▶ Available records

--------------------------------------------------

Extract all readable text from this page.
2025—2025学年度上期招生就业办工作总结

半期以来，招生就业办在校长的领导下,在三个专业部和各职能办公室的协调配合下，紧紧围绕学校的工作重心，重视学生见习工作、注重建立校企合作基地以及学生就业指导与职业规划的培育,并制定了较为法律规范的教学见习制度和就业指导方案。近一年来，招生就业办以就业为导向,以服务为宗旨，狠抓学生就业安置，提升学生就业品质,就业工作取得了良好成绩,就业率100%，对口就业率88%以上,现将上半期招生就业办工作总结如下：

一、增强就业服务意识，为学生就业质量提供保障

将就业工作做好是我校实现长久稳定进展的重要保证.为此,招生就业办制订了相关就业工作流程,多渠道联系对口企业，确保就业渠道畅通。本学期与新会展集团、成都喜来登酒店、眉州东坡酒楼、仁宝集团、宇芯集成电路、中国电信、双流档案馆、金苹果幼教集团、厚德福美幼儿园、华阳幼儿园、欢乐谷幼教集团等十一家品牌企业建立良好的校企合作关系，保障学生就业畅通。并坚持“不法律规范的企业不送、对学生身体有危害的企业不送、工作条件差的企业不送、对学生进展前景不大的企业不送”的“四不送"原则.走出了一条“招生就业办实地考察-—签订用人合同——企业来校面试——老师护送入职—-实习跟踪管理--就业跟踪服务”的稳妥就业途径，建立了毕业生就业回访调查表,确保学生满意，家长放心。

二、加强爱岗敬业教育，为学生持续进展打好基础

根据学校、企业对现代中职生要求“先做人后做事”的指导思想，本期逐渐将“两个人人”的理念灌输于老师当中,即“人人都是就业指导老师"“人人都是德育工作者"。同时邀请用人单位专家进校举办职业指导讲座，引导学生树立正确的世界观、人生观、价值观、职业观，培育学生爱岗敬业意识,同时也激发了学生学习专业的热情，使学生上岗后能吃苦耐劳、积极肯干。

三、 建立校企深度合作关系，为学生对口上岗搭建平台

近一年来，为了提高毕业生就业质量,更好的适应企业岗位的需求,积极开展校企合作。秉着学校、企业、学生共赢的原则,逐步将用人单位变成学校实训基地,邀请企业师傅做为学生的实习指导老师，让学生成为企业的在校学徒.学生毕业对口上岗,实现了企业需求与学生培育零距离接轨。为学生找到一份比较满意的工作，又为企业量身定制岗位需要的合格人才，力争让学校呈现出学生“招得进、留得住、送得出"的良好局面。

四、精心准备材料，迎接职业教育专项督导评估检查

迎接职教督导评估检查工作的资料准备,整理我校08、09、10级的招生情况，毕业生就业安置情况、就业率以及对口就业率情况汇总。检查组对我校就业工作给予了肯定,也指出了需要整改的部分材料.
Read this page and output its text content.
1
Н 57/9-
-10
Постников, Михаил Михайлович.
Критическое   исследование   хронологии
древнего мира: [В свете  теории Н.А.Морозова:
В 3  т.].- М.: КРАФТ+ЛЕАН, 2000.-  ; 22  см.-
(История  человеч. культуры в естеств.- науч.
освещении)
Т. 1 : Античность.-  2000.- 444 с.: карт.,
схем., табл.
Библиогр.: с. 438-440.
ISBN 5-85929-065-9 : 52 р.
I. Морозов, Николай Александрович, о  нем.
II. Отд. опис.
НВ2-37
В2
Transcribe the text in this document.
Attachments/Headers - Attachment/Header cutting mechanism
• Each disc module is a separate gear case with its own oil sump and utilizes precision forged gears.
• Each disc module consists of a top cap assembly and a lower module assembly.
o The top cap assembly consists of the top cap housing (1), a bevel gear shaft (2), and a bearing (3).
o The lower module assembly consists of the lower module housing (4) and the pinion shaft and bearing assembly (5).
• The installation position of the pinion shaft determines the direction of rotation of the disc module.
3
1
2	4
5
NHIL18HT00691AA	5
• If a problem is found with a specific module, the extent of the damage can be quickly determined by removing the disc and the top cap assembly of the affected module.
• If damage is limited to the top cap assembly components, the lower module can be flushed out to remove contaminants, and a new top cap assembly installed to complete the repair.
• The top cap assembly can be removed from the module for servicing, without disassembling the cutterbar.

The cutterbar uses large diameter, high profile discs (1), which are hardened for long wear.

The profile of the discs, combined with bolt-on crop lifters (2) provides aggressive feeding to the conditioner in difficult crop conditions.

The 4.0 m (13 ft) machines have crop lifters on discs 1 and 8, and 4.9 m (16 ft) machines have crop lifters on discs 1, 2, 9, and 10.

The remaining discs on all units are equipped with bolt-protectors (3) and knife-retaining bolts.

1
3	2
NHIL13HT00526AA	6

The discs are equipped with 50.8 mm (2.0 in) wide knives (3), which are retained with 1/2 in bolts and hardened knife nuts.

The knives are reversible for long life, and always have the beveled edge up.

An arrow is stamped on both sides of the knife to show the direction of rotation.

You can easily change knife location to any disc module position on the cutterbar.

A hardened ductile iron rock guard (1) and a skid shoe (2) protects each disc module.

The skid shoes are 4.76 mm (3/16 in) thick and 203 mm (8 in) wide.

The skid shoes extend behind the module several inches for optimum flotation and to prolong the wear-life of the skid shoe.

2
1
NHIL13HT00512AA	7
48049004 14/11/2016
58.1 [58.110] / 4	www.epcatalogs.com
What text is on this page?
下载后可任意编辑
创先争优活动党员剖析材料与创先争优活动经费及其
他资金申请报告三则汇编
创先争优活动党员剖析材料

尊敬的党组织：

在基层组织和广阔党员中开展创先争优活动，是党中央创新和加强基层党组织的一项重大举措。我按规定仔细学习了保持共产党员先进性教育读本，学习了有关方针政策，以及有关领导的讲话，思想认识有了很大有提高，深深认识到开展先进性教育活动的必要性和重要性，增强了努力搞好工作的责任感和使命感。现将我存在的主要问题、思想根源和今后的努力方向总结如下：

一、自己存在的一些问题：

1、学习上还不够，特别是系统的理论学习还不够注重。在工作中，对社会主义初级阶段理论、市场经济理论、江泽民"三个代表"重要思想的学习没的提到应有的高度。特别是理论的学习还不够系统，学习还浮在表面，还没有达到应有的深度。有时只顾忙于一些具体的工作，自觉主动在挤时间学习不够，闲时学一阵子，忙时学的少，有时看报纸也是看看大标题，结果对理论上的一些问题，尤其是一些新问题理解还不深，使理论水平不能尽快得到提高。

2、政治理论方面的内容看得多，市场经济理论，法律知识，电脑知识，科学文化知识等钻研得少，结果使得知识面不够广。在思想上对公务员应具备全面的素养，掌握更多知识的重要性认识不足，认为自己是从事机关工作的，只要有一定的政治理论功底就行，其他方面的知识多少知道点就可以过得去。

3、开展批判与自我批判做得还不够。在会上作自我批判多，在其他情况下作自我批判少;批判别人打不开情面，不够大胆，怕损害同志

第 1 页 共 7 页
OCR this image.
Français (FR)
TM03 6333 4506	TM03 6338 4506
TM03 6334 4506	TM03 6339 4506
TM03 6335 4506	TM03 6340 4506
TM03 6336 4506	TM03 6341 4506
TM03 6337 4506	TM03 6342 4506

--------------------------------------------------

▶ Short task
Copy out the lines in which the string "crop" appears.

▶ Problem solution
The profile of the discs, combined with bolt-on crop lifters (2) provides aggressive feeding to the conditioner in difficult crop conditions.
The 4.0 m (13 ft) machines have crop lifters on discs 1 and 8, and 4.9 m (16 ft) machines have crop lifters on discs 1, 2, 9, and 10.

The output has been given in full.